Stored data entries
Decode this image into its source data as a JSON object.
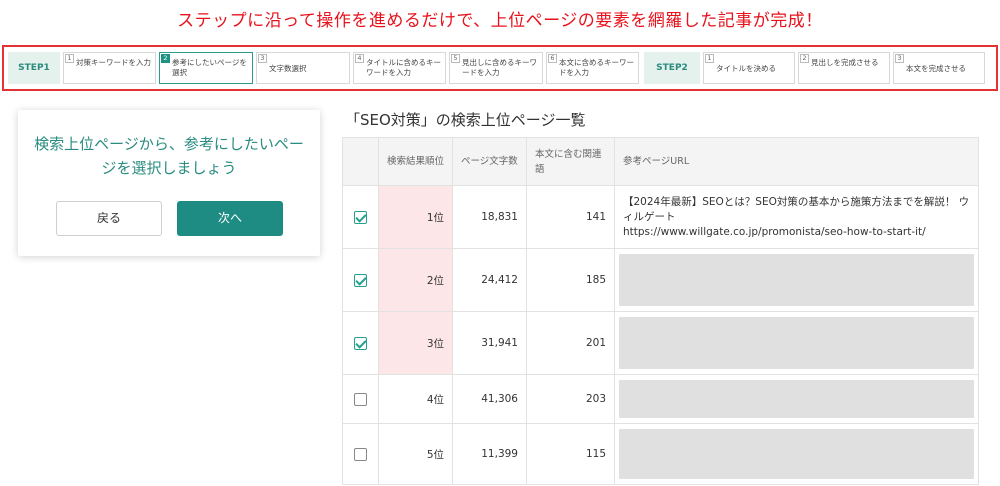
{
  "headline": "ステップに沿って操作を進めるだけで、上位ページの要素を網羅した記事が完成！",
  "stepbar": {
    "step1_label": "STEP1",
    "step2_label": "STEP2",
    "steps1": [
      {
        "num": "1",
        "label": "対策キーワードを入力"
      },
      {
        "num": "2",
        "label": "参考にしたいページを選択",
        "active": true
      },
      {
        "num": "3",
        "label": "文字数選択"
      },
      {
        "num": "4",
        "label": "タイトルに含めるキーワードを入力"
      },
      {
        "num": "5",
        "label": "見出しに含めるキーワードを入力"
      },
      {
        "num": "6",
        "label": "本文に含めるキーワードを入力"
      }
    ],
    "steps2": [
      {
        "num": "1",
        "label": "タイトルを決める"
      },
      {
        "num": "2",
        "label": "見出しを完成させる"
      },
      {
        "num": "3",
        "label": "本文を完成させる"
      }
    ]
  },
  "card": {
    "message": "検索上位ページから、参考にしたいページを選択しましょう",
    "back_label": "戻る",
    "next_label": "次へ"
  },
  "list": {
    "title": "「SEO対策」の検索上位ページ一覧",
    "headers": {
      "rank": "検索結果順位",
      "words": "ページ文字数",
      "related": "本文に含む関連語",
      "url": "参考ページURL"
    },
    "rows": [
      {
        "checked": true,
        "rank": "1位",
        "words": "18,831",
        "related": "141",
        "url_title": "【2024年最新】SEOとは？SEO対策の基本から施策方法までを解説！ ウィルゲート",
        "url": "https://www.willgate.co.jp/promonista/seo-how-to-start-it/"
      },
      {
        "checked": true,
        "rank": "2位",
        "words": "24,412",
        "related": "185"
      },
      {
        "checked": true,
        "rank": "3位",
        "words": "31,941",
        "related": "201"
      },
      {
        "checked": false,
        "rank": "4位",
        "words": "41,306",
        "related": "203"
      },
      {
        "checked": false,
        "rank": "5位",
        "words": "11,399",
        "related": "115"
      }
    ]
  }
}
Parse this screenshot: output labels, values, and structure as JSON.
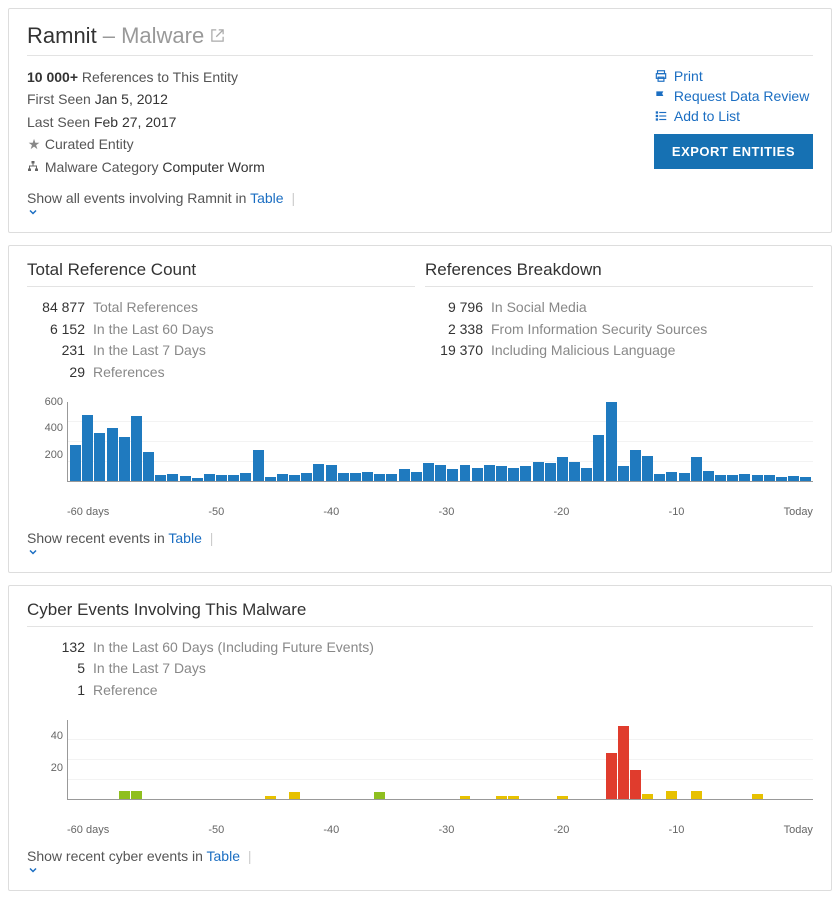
{
  "header": {
    "name": "Ramnit",
    "type_prefix": "–",
    "type": "Malware"
  },
  "meta": {
    "refs_count": "10 000+",
    "refs_label": "References to This Entity",
    "first_seen_label": "First Seen",
    "first_seen": "Jan 5, 2012",
    "last_seen_label": "Last Seen",
    "last_seen": "Feb 27, 2017",
    "curated": "Curated Entity",
    "category_label": "Malware Category",
    "category": "Computer Worm"
  },
  "actions": {
    "print": "Print",
    "review": "Request Data Review",
    "addlist": "Add to List",
    "export": "EXPORT ENTITIES"
  },
  "show_events": {
    "prefix": "Show all events involving Ramnit in",
    "table": "Table"
  },
  "ref_panel": {
    "left_title": "Total Reference Count",
    "right_title": "References Breakdown",
    "left_stats": [
      {
        "n": "84 877",
        "l": "Total References"
      },
      {
        "n": "6 152",
        "l": "In the Last 60 Days"
      },
      {
        "n": "231",
        "l": "In the Last 7 Days"
      },
      {
        "n": "29",
        "l": "References"
      }
    ],
    "right_stats": [
      {
        "n": "9 796",
        "l": "In Social Media"
      },
      {
        "n": "2 338",
        "l": "From Information Security Sources"
      },
      {
        "n": "19 370",
        "l": "Including Malicious Language"
      }
    ],
    "show_prefix": "Show recent events in",
    "show_table": "Table"
  },
  "cyber_panel": {
    "title": "Cyber Events Involving This Malware",
    "stats": [
      {
        "n": "132",
        "l": "In the Last 60 Days (Including Future Events)"
      },
      {
        "n": "5",
        "l": "In the Last 7 Days"
      },
      {
        "n": "1",
        "l": "Reference"
      }
    ],
    "show_prefix": "Show recent cyber events in",
    "show_table": "Table"
  },
  "chart_data": [
    {
      "id": "ref_chart",
      "type": "bar",
      "title": "Total Reference Count",
      "ylabel": "",
      "xlabel": "",
      "ylim": [
        0,
        600
      ],
      "yticks": [
        200,
        400,
        600
      ],
      "x_ticks": [
        "-60 days",
        "-50",
        "-40",
        "-30",
        "-20",
        "-10",
        "Today"
      ],
      "series": [
        {
          "name": "references",
          "color": "#1f7abf",
          "values": [
            270,
            500,
            360,
            400,
            330,
            495,
            220,
            45,
            50,
            35,
            20,
            50,
            45,
            40,
            55,
            230,
            30,
            50,
            40,
            60,
            130,
            120,
            55,
            60,
            70,
            50,
            50,
            90,
            70,
            135,
            120,
            90,
            120,
            100,
            120,
            110,
            100,
            115,
            140,
            135,
            180,
            140,
            100,
            350,
            600,
            110,
            230,
            185,
            50,
            70,
            55,
            180,
            75,
            45,
            40,
            50,
            45,
            40,
            30,
            35,
            30
          ]
        }
      ]
    },
    {
      "id": "cyber_chart",
      "type": "bar",
      "title": "Cyber Events Involving This Malware",
      "ylabel": "",
      "xlabel": "",
      "ylim": [
        0,
        50
      ],
      "yticks": [
        20,
        40
      ],
      "x_ticks": [
        "-60 days",
        "-50",
        "-40",
        "-30",
        "-20",
        "-10",
        "Today"
      ],
      "series": [
        {
          "name": "events",
          "values": [
            0,
            0,
            0,
            0,
            5,
            5,
            0,
            0,
            0,
            0,
            0,
            0,
            0,
            0,
            0,
            0,
            2,
            0,
            4,
            0,
            0,
            0,
            0,
            0,
            0,
            4,
            0,
            0,
            0,
            0,
            0,
            0,
            2,
            0,
            0,
            2,
            2,
            0,
            0,
            0,
            2,
            0,
            0,
            0,
            29,
            46,
            18,
            3,
            0,
            5,
            0,
            5,
            0,
            0,
            0,
            0,
            3,
            0,
            0,
            0,
            0
          ],
          "colors": [
            "none",
            "none",
            "none",
            "none",
            "green",
            "green",
            "none",
            "none",
            "none",
            "none",
            "none",
            "none",
            "none",
            "none",
            "none",
            "none",
            "yellow",
            "none",
            "yellow",
            "none",
            "none",
            "none",
            "none",
            "none",
            "none",
            "green",
            "none",
            "none",
            "none",
            "none",
            "none",
            "none",
            "yellow",
            "none",
            "none",
            "yellow",
            "yellow",
            "none",
            "none",
            "none",
            "yellow",
            "none",
            "none",
            "none",
            "red",
            "red",
            "red",
            "yellow",
            "none",
            "yellow",
            "none",
            "yellow",
            "none",
            "none",
            "none",
            "none",
            "yellow",
            "none",
            "none",
            "none",
            "none"
          ]
        }
      ]
    }
  ]
}
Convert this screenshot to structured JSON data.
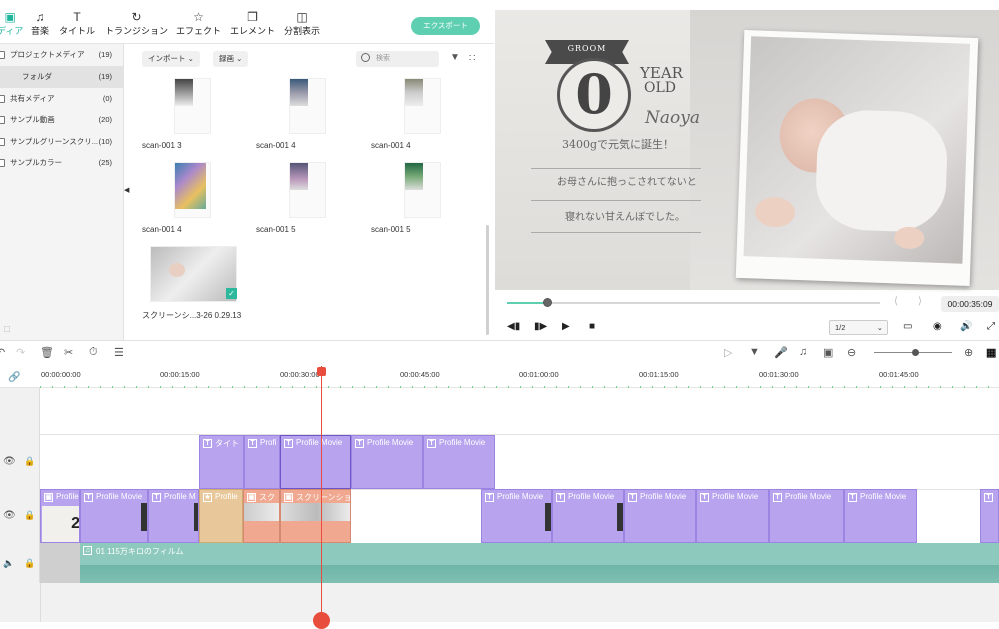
{
  "toolbar": {
    "tabs": [
      {
        "label": "ディア",
        "icon": "media-icon"
      },
      {
        "label": "音楽",
        "icon": "music-icon"
      },
      {
        "label": "タイトル",
        "icon": "title-icon"
      },
      {
        "label": "トランジション",
        "icon": "transition-icon"
      },
      {
        "label": "エフェクト",
        "icon": "effect-icon"
      },
      {
        "label": "エレメント",
        "icon": "element-icon"
      },
      {
        "label": "分割表示",
        "icon": "split-screen-icon"
      }
    ],
    "export_label": "エクスポート"
  },
  "sidebar": {
    "items": [
      {
        "label": "プロジェクトメディア",
        "count": "(19)"
      },
      {
        "label": "フォルダ",
        "count": "(19)"
      },
      {
        "label": "共有メディア",
        "count": "(0)"
      },
      {
        "label": "サンプル動画",
        "count": "(20)"
      },
      {
        "label": "サンプルグリーンスクリ...",
        "count": "(10)"
      },
      {
        "label": "サンプルカラー",
        "count": "(25)"
      }
    ]
  },
  "media": {
    "import_label": "インポート",
    "record_label": "録画",
    "search_placeholder": "検索",
    "items": [
      {
        "name": "scan-001 3"
      },
      {
        "name": "scan-001 4"
      },
      {
        "name": "scan-001 4"
      },
      {
        "name": "scan-001 4"
      },
      {
        "name": "scan-001 5"
      },
      {
        "name": "scan-001 5"
      },
      {
        "name": "スクリーンシ...3-26 0.29.13"
      }
    ]
  },
  "preview": {
    "groom": "GROOM",
    "age": "0",
    "year": "YEAR",
    "old": "OLD",
    "name": "Naoya",
    "line1": "3400gで元気に誕生！",
    "line2": "お母さんに抱っこされてないと",
    "line3": "寝れない甘えんぼでした。",
    "progress": 0.09,
    "timecode": "00:00:35:09",
    "quality": "1/2"
  },
  "ruler": {
    "ticks": [
      "00:00:00:00",
      "00:00:15:00",
      "00:00:30:00",
      "00:00:45:00",
      "00:01:00:00",
      "00:01:15:00",
      "00:01:30:00",
      "00:01:45:00"
    ]
  },
  "tracks": {
    "title_clips": [
      "タイト",
      "Profi",
      "Profile Movie",
      "Profile Movie",
      "Profile Movie"
    ],
    "video_clips": [
      "Profile",
      "Profile Movie",
      "Profile M",
      "Profile",
      "スク",
      "スクリーンショ",
      "Profile Movie",
      "Profile Movie",
      "Profile Movie",
      "Profile Movie",
      "Profile Movie",
      "Profile Movie"
    ],
    "audio_clip": "01 115万キロのフィルム"
  }
}
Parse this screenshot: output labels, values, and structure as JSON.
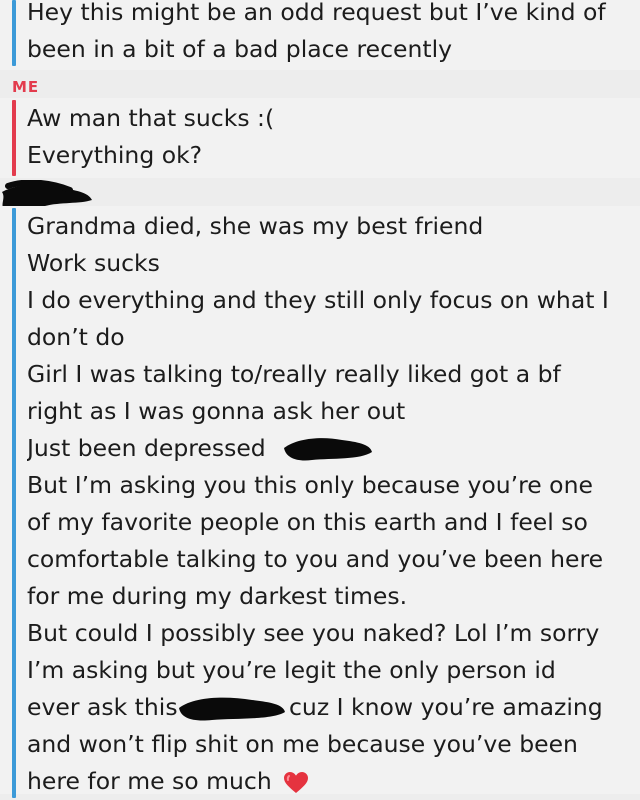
{
  "colors": {
    "them_bar": "#3c9ad8",
    "me_bar": "#e33b4d",
    "me_label": "#e33b4d",
    "background": "#ededed",
    "bubble": "#f2f2f2",
    "text": "#1c1c1c"
  },
  "messages": [
    {
      "sender": "them",
      "lines": [
        "Hey this might be an odd request but I’ve kind of",
        "been in a bit of a bad place recently"
      ]
    },
    {
      "sender": "me",
      "label": "ME",
      "lines": [
        "Aw man that sucks :(",
        "Everything ok?"
      ]
    },
    {
      "sender": "them",
      "lines": [
        "Grandma died, she was my best friend",
        "Work sucks",
        "I do everything and they still only focus on what I",
        "don’t do",
        "Girl I was talking to/really really liked got a bf",
        "right as I was gonna ask her out",
        "Just been depressed",
        "But I’m asking you this only because you’re one",
        "of my favorite people on this earth and I feel so",
        "comfortable talking to you and you’ve been here",
        "for me during my darkest times.",
        "But could I possibly see you naked? Lol I’m sorry",
        "I’m asking but you’re legit the only person id",
        "ever ask this",
        "cuz I know you’re amazing",
        "and won’t flip shit on me because you’ve been",
        "here for me so much"
      ],
      "emoji": "heart-emoji"
    }
  ]
}
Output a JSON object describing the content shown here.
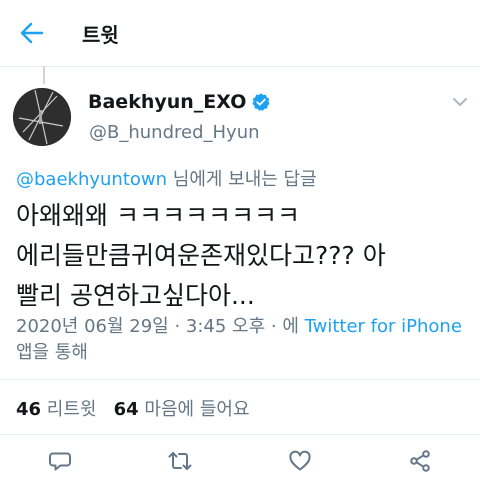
{
  "header": {
    "title": "트윗",
    "back_icon": "arrow-left-icon"
  },
  "author": {
    "display_name": "Baekhyun_EXO",
    "handle": "@B_hundred_Hyun",
    "verified_icon": "verified-badge-icon"
  },
  "reply_to": {
    "mention": "@baekhyuntown",
    "suffix": " 님에게 보내는 답글"
  },
  "tweet": {
    "text": "아왜왜왜 ㅋㅋㅋㅋㅋㅋㅋㅋ\n에리들만큼귀여운존재있다고??? 아\n빨리 공연하고싶다아..."
  },
  "meta": {
    "date_time": "2020년 06월 29일 · 3:45 오후 · 에 ",
    "source": "Twitter for iPhone",
    "suffix": " 앱을 통해"
  },
  "stats": {
    "retweets_count": "46",
    "retweets_label": " 리트윗",
    "likes_count": "64",
    "likes_label": " 마음에 들어요"
  },
  "actions": [
    "reply-icon",
    "retweet-icon",
    "like-icon",
    "share-icon"
  ],
  "colors": {
    "accent": "#1da1f2",
    "secondary_text": "#657786",
    "primary_text": "#14171a"
  }
}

What you will do
From the line containing "Output a JSON" to the end of the data above, give those lines again verbatim, with both endpoints included and no images.

Answer for the task
Output a JSON object describing the content shown here.
{
  "header": {
    "title": "트윗",
    "back_icon": "arrow-left-icon"
  },
  "author": {
    "display_name": "Baekhyun_EXO",
    "handle": "@B_hundred_Hyun",
    "verified_icon": "verified-badge-icon"
  },
  "reply_to": {
    "mention": "@baekhyuntown",
    "suffix": " 님에게 보내는 답글"
  },
  "tweet": {
    "text": "아왜왜왜 ㅋㅋㅋㅋㅋㅋㅋㅋ\n에리들만큼귀여운존재있다고??? 아\n빨리 공연하고싶다아..."
  },
  "meta": {
    "date_time": "2020년 06월 29일 · 3:45 오후 · 에 ",
    "source": "Twitter for iPhone",
    "suffix": " 앱을 통해"
  },
  "stats": {
    "retweets_count": "46",
    "retweets_label": " 리트윗",
    "likes_count": "64",
    "likes_label": " 마음에 들어요"
  },
  "actions": [
    "reply-icon",
    "retweet-icon",
    "like-icon",
    "share-icon"
  ],
  "colors": {
    "accent": "#1da1f2",
    "secondary_text": "#657786",
    "primary_text": "#14171a"
  }
}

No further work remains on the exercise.